» **Written task**
Collect all the lines that mention the word "name".

[Collected data]
▬▬▬

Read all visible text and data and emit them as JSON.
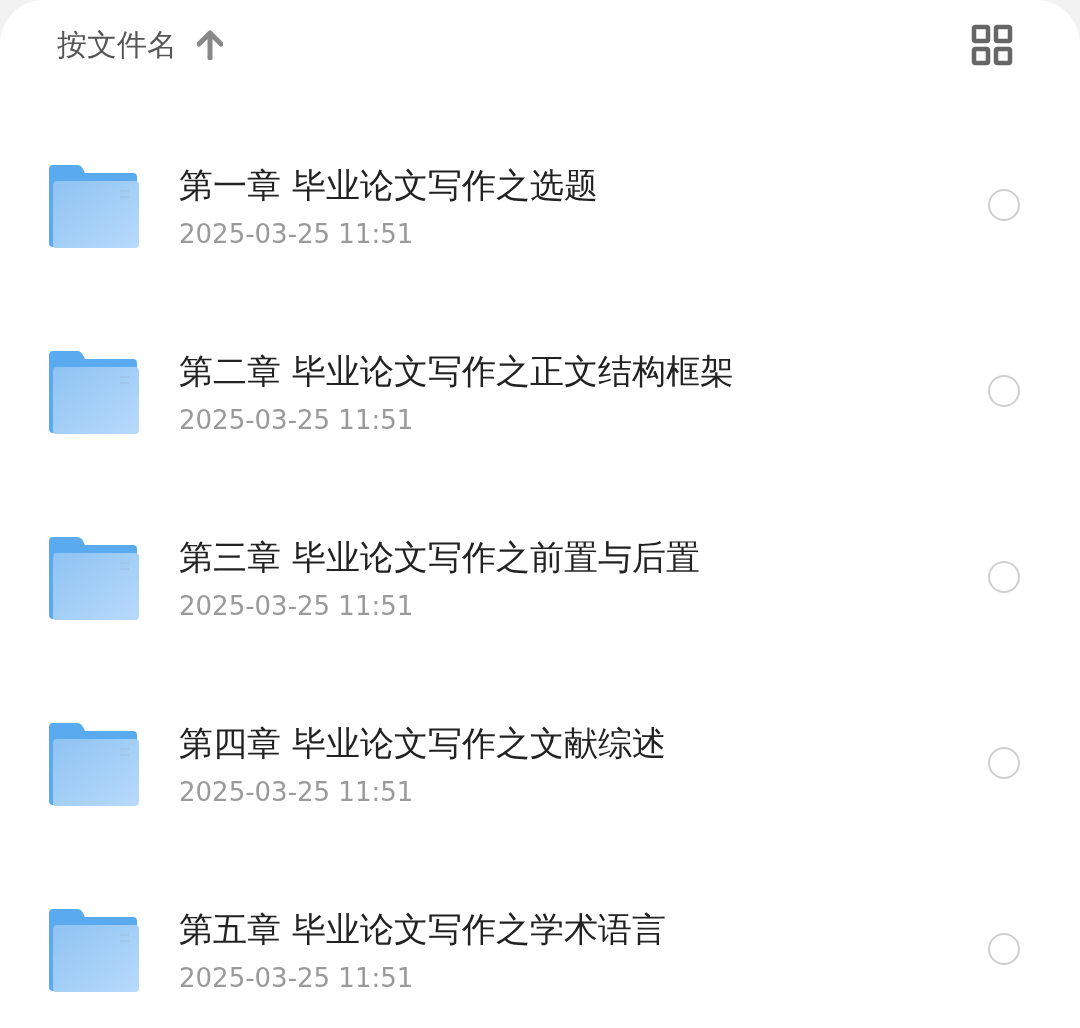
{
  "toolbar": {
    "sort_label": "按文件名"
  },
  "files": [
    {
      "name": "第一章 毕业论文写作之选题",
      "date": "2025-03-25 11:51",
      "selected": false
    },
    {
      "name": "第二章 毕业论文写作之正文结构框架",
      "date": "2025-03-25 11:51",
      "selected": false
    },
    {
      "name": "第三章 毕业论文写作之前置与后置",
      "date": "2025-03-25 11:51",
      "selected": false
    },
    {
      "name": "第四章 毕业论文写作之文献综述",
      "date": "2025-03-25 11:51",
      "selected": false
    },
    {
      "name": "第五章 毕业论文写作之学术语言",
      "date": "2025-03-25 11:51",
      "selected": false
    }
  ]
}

▬▬▬

» **Task result**
      "name": "第一章 毕业论文写作之选题",
      "name": "第二章 毕业论文写作之正文结构框架",
      "name": "第三章 毕业论文写作之前置与后置",
      "name": "第四章 毕业论文写作之文献综述",
      "name": "第五章 毕业论文写作之学术语言",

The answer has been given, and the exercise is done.